▸ TASK DESCRIPTION: Using the listing below, select the lines with the word "KIWI" and copy them.
## START SOURCE MATERIAL
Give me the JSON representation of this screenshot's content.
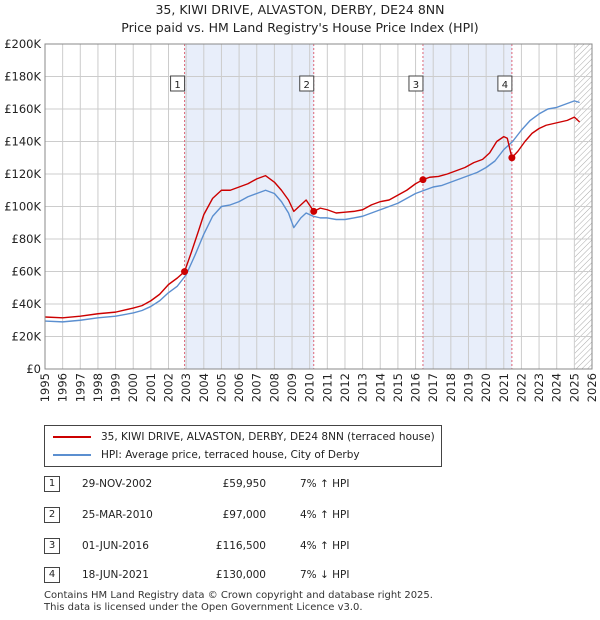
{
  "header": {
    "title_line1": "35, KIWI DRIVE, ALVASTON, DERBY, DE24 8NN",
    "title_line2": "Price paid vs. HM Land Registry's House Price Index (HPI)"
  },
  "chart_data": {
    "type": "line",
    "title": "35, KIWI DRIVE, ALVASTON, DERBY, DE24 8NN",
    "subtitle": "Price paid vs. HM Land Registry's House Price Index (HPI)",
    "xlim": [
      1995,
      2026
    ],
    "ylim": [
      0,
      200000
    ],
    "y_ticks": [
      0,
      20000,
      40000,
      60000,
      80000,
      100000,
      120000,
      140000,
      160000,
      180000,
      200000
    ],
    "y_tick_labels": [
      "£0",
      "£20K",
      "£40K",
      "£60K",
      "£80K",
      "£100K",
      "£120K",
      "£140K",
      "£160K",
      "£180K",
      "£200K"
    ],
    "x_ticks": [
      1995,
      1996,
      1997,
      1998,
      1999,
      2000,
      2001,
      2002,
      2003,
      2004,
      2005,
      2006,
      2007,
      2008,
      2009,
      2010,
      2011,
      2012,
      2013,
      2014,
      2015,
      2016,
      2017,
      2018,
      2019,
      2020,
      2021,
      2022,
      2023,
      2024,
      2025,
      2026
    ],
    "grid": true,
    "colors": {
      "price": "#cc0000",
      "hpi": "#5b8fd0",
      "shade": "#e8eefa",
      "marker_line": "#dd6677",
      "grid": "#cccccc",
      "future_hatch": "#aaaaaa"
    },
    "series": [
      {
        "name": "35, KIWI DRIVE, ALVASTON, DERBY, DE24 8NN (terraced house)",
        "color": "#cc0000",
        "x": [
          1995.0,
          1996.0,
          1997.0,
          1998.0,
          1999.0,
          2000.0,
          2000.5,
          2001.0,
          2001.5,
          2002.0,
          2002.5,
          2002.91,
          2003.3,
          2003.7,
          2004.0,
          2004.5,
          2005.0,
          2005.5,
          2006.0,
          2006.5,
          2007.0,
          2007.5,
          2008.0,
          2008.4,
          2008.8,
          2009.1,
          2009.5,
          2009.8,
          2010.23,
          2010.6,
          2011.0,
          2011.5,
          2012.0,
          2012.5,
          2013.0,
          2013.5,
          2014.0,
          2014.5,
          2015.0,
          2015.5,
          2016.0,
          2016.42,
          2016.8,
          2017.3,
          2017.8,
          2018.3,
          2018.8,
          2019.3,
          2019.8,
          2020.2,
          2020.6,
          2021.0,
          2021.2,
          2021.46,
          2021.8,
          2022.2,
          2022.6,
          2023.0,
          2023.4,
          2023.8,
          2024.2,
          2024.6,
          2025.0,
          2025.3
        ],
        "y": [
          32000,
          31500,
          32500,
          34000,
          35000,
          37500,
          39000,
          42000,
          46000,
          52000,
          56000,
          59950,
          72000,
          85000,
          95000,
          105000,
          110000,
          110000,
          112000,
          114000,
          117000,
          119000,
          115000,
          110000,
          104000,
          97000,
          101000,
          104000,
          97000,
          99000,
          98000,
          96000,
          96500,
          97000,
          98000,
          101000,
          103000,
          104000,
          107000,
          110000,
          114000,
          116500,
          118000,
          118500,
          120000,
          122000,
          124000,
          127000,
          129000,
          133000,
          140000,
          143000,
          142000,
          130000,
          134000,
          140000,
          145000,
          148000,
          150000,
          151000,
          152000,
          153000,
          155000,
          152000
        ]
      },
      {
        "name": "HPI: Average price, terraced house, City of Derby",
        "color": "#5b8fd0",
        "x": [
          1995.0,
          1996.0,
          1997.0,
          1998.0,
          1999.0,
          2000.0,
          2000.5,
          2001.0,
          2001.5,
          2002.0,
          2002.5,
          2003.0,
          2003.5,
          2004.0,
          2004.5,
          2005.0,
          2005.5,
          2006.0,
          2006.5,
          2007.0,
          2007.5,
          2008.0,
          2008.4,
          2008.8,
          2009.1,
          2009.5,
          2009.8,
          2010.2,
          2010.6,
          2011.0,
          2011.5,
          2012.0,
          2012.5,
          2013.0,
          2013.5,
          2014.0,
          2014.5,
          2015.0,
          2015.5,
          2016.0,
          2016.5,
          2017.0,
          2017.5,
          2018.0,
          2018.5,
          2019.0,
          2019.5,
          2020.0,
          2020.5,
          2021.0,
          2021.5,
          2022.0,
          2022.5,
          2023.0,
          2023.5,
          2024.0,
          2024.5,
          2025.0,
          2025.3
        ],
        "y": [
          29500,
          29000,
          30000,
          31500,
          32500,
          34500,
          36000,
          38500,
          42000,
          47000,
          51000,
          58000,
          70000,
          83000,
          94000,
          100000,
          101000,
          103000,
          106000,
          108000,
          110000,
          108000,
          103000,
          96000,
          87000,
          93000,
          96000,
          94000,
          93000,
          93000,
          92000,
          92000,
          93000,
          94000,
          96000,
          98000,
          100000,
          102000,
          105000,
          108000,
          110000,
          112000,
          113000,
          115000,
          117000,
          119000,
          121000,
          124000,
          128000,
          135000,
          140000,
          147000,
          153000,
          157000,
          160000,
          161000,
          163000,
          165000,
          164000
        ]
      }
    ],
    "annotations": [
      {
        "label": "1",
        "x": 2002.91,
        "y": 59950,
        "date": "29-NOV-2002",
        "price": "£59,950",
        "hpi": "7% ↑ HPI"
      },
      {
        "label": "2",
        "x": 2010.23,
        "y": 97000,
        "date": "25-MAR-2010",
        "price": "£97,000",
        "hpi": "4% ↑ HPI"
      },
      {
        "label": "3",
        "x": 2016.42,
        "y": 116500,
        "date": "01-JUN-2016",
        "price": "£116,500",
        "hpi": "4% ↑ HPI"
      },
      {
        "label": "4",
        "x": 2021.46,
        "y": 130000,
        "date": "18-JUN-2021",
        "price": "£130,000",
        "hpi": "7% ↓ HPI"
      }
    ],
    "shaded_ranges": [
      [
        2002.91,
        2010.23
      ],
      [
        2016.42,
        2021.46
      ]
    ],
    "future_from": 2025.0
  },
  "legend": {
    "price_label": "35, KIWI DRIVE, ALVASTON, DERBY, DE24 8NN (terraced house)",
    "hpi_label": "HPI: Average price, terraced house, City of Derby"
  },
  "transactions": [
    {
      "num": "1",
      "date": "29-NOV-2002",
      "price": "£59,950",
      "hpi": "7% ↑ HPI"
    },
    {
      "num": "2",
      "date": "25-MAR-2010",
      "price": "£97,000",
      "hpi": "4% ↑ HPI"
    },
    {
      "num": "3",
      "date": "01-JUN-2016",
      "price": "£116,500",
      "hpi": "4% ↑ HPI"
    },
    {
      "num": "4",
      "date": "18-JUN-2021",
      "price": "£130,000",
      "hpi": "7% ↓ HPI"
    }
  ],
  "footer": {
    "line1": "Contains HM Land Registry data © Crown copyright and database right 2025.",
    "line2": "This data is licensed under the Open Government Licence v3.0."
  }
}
## END SOURCE MATERIAL
## START SOURCE MATERIAL
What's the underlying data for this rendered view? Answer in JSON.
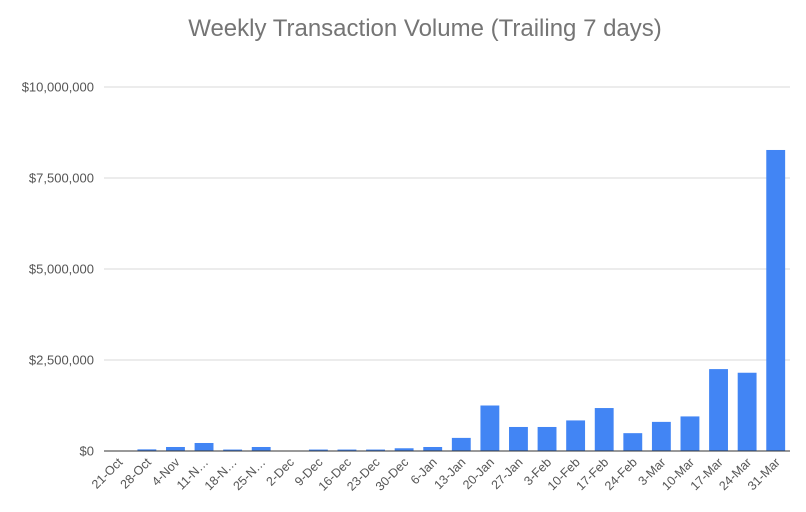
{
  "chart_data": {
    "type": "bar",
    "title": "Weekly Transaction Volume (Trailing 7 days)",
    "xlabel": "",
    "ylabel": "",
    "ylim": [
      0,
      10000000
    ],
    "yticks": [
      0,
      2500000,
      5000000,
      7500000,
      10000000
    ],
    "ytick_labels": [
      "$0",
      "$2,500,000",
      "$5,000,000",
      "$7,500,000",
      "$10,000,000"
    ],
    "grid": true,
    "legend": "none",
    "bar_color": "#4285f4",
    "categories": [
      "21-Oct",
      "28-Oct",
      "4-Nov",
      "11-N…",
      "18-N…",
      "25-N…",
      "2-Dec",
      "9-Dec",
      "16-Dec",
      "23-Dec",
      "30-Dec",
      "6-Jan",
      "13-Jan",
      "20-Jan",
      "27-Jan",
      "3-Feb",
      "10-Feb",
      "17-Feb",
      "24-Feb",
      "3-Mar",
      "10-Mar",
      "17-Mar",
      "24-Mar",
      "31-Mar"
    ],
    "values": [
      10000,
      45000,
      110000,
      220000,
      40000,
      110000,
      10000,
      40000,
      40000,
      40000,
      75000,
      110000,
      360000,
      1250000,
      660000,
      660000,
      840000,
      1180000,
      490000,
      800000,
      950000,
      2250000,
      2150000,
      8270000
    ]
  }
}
## END SOURCE MATERIAL
▸ SOLUTION TO THIS EXERCISE:
    "title_line1": "35, KIWI DRIVE, ALVASTON, DERBY, DE24 8NN",
    "title": "35, KIWI DRIVE, ALVASTON, DERBY, DE24 8NN",
        "name": "35, KIWI DRIVE, ALVASTON, DERBY, DE24 8NN (terraced house)",
    "price_label": "35, KIWI DRIVE, ALVASTON, DERBY, DE24 8NN (terraced house)",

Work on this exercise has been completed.